» YOUR INSTRUCTIONS
Leave out the pictures and copy everything else in the entries exactly.

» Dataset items
----------------------------------------

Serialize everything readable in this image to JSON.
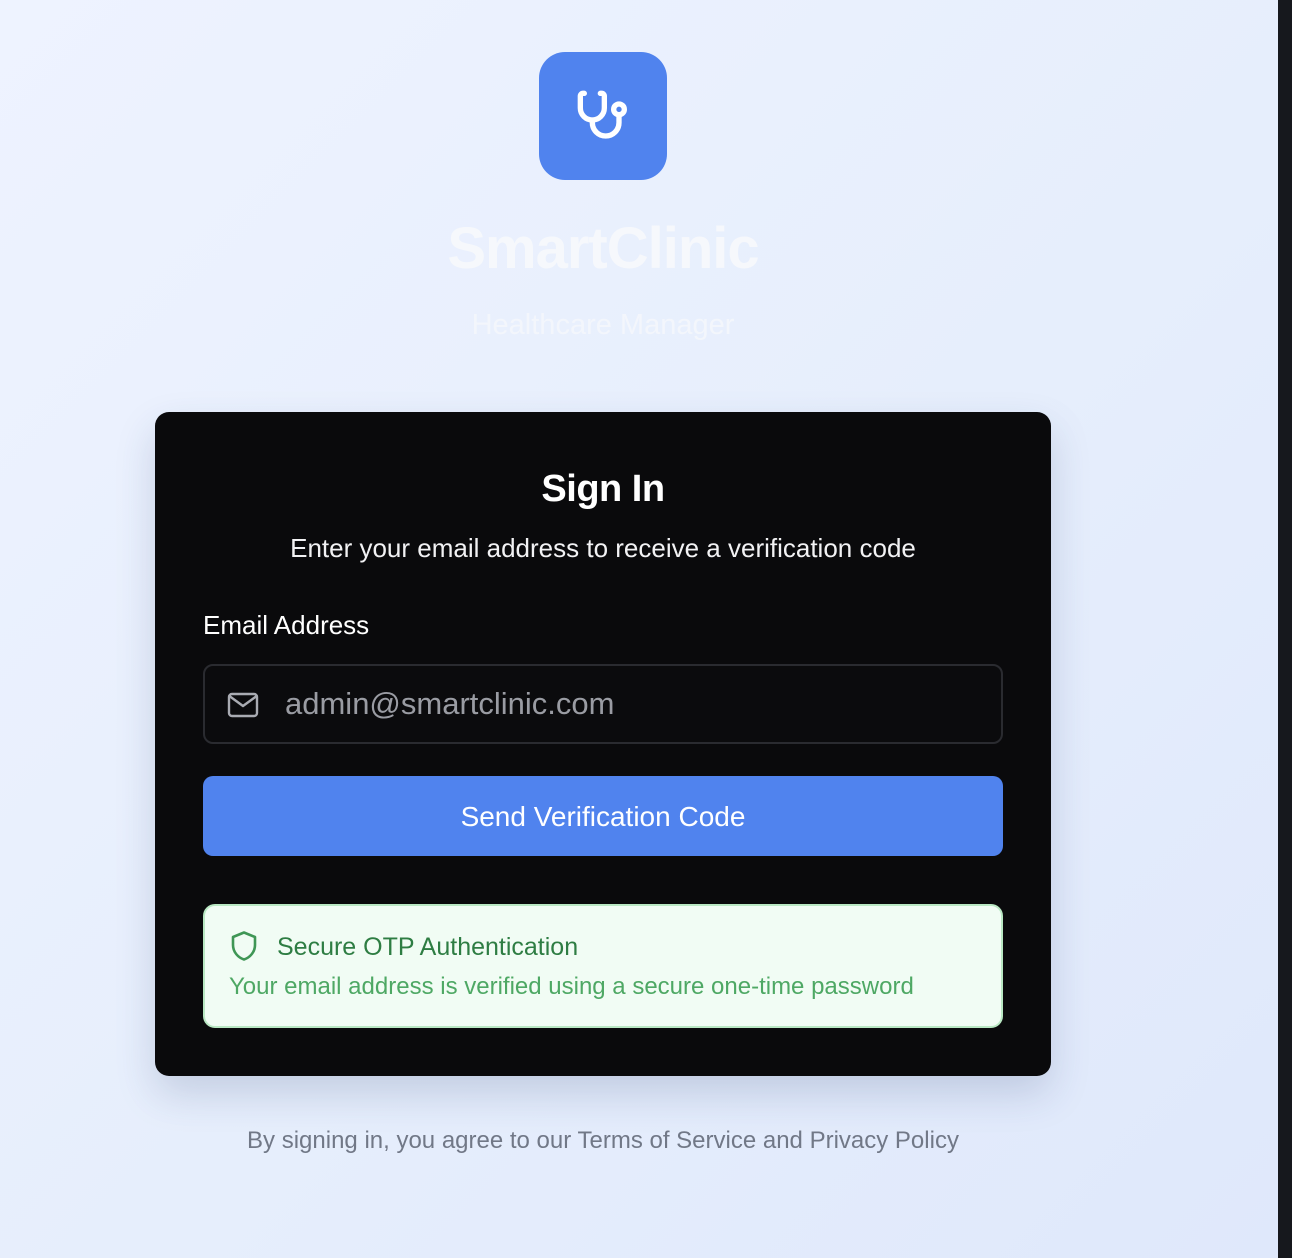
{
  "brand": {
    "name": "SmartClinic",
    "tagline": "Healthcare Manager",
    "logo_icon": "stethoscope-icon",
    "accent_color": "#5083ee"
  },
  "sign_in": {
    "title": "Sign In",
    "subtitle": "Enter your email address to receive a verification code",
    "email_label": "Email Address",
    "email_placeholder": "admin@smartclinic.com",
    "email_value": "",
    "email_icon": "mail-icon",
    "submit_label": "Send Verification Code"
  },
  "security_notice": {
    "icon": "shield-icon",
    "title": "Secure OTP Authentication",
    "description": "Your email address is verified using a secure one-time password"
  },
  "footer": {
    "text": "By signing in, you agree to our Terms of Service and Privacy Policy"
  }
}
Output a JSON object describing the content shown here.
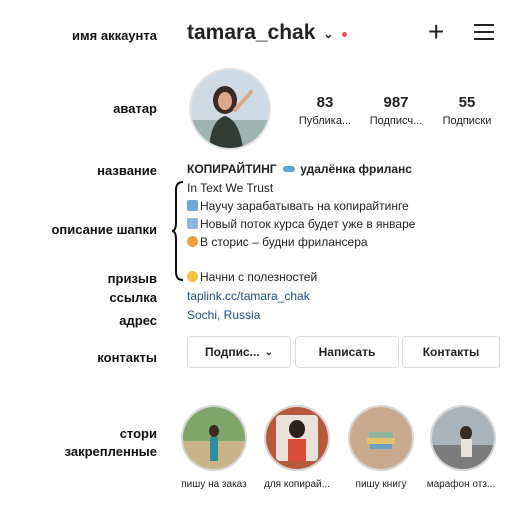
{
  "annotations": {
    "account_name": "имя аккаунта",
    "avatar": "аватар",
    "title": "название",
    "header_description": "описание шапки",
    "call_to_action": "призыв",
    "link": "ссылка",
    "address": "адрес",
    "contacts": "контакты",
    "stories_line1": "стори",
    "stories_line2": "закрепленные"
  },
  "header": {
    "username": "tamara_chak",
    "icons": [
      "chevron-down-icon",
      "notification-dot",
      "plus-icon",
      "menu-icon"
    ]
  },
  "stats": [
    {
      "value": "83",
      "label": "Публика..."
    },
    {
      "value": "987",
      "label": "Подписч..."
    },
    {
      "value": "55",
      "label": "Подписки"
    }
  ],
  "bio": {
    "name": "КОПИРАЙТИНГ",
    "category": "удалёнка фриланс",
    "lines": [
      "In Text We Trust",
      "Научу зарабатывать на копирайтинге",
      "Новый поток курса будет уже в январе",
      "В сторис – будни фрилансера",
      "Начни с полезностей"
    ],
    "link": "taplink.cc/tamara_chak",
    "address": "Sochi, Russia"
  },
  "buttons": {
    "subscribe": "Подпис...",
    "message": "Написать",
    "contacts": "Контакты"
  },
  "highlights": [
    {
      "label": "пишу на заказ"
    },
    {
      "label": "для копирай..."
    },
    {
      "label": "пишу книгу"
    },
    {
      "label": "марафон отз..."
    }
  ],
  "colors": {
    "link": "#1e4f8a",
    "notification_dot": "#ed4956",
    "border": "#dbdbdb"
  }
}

----------------------------------------

» OUTPUT OF THE TASK
Serialize everything readable in this image to JSON.
{
  "brand": {
    "name": "SmartClinic",
    "tagline": "Healthcare Manager",
    "logo_icon": "stethoscope-icon",
    "accent_color": "#5083ee"
  },
  "sign_in": {
    "title": "Sign In",
    "subtitle": "Enter your email address to receive a verification code",
    "email_label": "Email Address",
    "email_placeholder": "admin@smartclinic.com",
    "email_value": "",
    "email_icon": "mail-icon",
    "submit_label": "Send Verification Code"
  },
  "security_notice": {
    "icon": "shield-icon",
    "title": "Secure OTP Authentication",
    "description": "Your email address is verified using a secure one-time password"
  },
  "footer": {
    "text": "By signing in, you agree to our Terms of Service and Privacy Policy"
  }
}
Output a JSON object describing the content shown here.
{
  "annotations": {
    "account_name": "имя аккаунта",
    "avatar": "аватар",
    "title": "название",
    "header_description": "описание шапки",
    "call_to_action": "призыв",
    "link": "ссылка",
    "address": "адрес",
    "contacts": "контакты",
    "stories_line1": "стори",
    "stories_line2": "закрепленные"
  },
  "header": {
    "username": "tamara_chak",
    "icons": [
      "chevron-down-icon",
      "notification-dot",
      "plus-icon",
      "menu-icon"
    ]
  },
  "stats": [
    {
      "value": "83",
      "label": "Публика..."
    },
    {
      "value": "987",
      "label": "Подписч..."
    },
    {
      "value": "55",
      "label": "Подписки"
    }
  ],
  "bio": {
    "name": "КОПИРАЙТИНГ",
    "category": "удалёнка фриланс",
    "lines": [
      "In Text We Trust",
      "Научу зарабатывать на копирайтинге",
      "Новый поток курса будет уже в январе",
      "В сторис – будни фрилансера",
      "Начни с полезностей"
    ],
    "link": "taplink.cc/tamara_chak",
    "address": "Sochi, Russia"
  },
  "buttons": {
    "subscribe": "Подпис...",
    "message": "Написать",
    "contacts": "Контакты"
  },
  "highlights": [
    {
      "label": "пишу на заказ"
    },
    {
      "label": "для копирай..."
    },
    {
      "label": "пишу книгу"
    },
    {
      "label": "марафон отз..."
    }
  ],
  "colors": {
    "link": "#1e4f8a",
    "notification_dot": "#ed4956",
    "border": "#dbdbdb"
  }
}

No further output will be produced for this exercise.